Drop the images; return everything else in the listing below exactly.

-*-

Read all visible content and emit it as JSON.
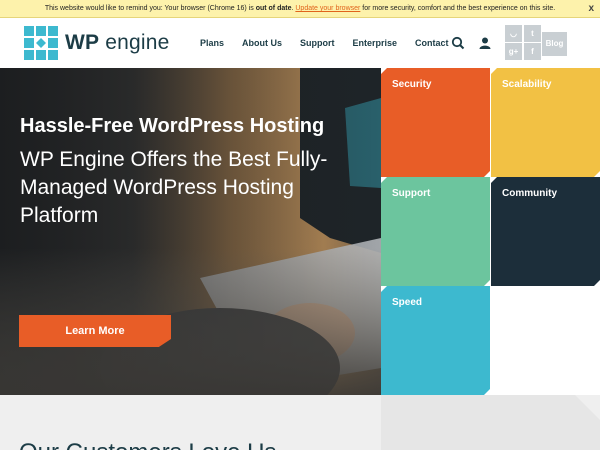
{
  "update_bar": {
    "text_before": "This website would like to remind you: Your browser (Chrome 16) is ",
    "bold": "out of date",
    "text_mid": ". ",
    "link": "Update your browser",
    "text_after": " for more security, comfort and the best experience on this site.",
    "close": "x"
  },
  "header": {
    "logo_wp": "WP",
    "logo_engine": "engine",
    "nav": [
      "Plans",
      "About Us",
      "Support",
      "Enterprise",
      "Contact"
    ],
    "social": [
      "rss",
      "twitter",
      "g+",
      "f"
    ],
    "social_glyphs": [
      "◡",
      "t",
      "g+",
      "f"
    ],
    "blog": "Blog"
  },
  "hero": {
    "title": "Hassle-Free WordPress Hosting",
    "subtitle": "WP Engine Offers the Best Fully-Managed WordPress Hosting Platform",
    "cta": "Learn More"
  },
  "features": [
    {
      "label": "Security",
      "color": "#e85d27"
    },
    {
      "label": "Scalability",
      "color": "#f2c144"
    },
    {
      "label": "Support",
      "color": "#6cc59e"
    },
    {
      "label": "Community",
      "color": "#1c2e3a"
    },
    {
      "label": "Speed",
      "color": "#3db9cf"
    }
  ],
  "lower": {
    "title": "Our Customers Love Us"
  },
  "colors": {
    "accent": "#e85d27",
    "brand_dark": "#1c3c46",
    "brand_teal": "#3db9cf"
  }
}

-*-

* Correct response
Read all visible content and emit it as JSON.
{
  "update_bar": {
    "text_before": "This website would like to remind you: Your browser (Chrome 16) is ",
    "bold": "out of date",
    "text_mid": ". ",
    "link": "Update your browser",
    "text_after": " for more security, comfort and the best experience on this site.",
    "close": "x"
  },
  "header": {
    "logo_wp": "WP",
    "logo_engine": "engine",
    "nav": [
      "Plans",
      "About Us",
      "Support",
      "Enterprise",
      "Contact"
    ],
    "social": [
      "rss",
      "twitter",
      "g+",
      "f"
    ],
    "social_glyphs": [
      "◡",
      "t",
      "g+",
      "f"
    ],
    "blog": "Blog"
  },
  "hero": {
    "title": "Hassle-Free WordPress Hosting",
    "subtitle": "WP Engine Offers the Best Fully-Managed WordPress Hosting Platform",
    "cta": "Learn More"
  },
  "features": [
    {
      "label": "Security",
      "color": "#e85d27"
    },
    {
      "label": "Scalability",
      "color": "#f2c144"
    },
    {
      "label": "Support",
      "color": "#6cc59e"
    },
    {
      "label": "Community",
      "color": "#1c2e3a"
    },
    {
      "label": "Speed",
      "color": "#3db9cf"
    }
  ],
  "lower": {
    "title": "Our Customers Love Us"
  },
  "colors": {
    "accent": "#e85d27",
    "brand_dark": "#1c3c46",
    "brand_teal": "#3db9cf"
  }
}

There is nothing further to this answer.